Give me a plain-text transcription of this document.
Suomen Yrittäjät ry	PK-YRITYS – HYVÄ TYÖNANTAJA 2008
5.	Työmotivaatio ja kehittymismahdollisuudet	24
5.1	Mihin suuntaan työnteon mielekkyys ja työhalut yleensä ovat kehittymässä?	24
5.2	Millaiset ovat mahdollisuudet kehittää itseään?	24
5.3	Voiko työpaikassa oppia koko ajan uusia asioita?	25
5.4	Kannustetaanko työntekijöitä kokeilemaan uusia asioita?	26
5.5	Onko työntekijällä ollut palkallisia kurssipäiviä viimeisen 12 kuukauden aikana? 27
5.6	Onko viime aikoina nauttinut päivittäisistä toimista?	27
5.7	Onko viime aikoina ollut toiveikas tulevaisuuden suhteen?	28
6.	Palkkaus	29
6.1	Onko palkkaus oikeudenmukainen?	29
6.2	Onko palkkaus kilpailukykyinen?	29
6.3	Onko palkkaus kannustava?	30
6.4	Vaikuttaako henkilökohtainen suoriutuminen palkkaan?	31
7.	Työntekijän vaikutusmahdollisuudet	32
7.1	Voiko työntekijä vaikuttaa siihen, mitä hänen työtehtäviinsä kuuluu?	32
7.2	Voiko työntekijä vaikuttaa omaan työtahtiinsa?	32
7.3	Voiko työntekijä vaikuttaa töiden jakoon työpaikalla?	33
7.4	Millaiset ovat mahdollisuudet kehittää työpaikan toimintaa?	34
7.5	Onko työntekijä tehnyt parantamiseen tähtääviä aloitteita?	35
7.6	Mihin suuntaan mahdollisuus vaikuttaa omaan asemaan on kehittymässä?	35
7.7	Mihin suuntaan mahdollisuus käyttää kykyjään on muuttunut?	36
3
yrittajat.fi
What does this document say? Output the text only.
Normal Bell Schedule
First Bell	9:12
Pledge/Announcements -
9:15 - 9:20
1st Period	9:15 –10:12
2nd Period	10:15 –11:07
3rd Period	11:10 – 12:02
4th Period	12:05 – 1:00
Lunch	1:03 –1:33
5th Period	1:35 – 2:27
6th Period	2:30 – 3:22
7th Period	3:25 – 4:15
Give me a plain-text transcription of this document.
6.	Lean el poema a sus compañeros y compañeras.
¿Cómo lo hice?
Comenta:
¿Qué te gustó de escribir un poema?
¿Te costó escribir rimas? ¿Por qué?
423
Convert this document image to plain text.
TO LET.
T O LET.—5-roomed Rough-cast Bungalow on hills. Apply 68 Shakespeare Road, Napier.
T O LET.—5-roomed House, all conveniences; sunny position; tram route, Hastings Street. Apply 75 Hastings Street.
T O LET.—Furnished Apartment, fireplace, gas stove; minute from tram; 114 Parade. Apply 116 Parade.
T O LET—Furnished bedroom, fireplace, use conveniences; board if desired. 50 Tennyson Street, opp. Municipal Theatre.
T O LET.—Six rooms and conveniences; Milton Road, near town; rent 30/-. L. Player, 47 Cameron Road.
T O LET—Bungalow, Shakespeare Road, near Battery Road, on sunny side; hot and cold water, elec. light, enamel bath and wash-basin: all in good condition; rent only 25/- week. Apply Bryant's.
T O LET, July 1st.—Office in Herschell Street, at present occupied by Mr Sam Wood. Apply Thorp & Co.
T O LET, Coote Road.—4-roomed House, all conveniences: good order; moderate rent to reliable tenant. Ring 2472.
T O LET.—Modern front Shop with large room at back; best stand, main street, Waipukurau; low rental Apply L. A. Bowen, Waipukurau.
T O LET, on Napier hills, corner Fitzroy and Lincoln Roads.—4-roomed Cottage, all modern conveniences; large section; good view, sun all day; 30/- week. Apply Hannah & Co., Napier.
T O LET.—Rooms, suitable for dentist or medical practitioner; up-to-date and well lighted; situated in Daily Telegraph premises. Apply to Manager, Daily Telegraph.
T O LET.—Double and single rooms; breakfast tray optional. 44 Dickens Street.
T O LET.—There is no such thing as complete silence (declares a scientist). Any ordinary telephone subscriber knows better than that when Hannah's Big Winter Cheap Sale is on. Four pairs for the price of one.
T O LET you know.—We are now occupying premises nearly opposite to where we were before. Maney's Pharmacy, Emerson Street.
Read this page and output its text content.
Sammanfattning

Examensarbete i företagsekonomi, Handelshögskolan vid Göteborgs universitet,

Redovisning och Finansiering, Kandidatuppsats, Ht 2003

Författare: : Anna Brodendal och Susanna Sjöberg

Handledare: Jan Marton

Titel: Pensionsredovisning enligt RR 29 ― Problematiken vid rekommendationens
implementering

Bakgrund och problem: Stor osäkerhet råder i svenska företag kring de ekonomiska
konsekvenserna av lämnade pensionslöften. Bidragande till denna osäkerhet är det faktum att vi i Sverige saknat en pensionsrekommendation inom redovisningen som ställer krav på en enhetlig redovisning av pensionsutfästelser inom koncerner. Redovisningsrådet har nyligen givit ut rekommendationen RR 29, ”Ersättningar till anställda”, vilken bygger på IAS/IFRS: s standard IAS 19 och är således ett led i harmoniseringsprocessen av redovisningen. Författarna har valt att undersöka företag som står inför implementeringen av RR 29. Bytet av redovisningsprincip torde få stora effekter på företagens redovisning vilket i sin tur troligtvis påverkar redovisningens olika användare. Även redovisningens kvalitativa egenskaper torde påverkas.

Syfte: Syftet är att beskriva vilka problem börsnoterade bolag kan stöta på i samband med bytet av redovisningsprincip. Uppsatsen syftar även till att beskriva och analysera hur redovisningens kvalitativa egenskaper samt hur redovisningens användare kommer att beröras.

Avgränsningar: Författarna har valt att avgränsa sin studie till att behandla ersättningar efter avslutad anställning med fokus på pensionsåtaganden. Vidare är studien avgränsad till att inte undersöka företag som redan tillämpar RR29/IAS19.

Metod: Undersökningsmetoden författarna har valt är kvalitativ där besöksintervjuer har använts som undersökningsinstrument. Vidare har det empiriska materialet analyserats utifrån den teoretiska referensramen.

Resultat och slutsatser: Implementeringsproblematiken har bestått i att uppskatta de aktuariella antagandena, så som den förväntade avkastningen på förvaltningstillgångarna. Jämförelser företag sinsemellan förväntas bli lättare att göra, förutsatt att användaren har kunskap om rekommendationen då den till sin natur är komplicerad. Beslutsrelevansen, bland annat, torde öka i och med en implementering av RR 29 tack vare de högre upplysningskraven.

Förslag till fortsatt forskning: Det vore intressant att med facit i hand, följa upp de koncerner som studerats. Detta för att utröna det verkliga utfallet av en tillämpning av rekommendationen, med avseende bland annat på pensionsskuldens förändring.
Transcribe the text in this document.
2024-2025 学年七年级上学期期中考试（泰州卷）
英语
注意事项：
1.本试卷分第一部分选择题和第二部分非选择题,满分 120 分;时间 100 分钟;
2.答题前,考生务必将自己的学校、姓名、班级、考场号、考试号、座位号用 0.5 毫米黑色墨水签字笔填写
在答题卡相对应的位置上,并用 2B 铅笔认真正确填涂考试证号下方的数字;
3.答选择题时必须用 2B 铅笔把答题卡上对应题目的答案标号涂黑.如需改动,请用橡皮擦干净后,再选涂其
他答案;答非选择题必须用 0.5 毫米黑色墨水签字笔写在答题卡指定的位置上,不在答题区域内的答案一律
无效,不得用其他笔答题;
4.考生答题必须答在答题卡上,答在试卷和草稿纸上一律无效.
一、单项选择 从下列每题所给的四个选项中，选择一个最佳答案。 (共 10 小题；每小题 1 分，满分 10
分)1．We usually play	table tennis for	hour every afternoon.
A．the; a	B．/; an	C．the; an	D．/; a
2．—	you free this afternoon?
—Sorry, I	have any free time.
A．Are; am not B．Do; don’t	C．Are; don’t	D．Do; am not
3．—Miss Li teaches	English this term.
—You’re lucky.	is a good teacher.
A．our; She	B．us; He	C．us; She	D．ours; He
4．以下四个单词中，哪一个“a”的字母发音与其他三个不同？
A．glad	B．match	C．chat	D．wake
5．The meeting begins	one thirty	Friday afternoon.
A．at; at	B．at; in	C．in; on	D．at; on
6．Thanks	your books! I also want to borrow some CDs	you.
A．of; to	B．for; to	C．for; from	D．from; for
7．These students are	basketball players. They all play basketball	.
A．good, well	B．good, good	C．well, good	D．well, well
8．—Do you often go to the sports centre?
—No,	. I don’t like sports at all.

• GIVEN TASK:
What is the number of lines in the records that contain the string "escribir"? Give only that number.

• COMPLETE RESPONSE:
2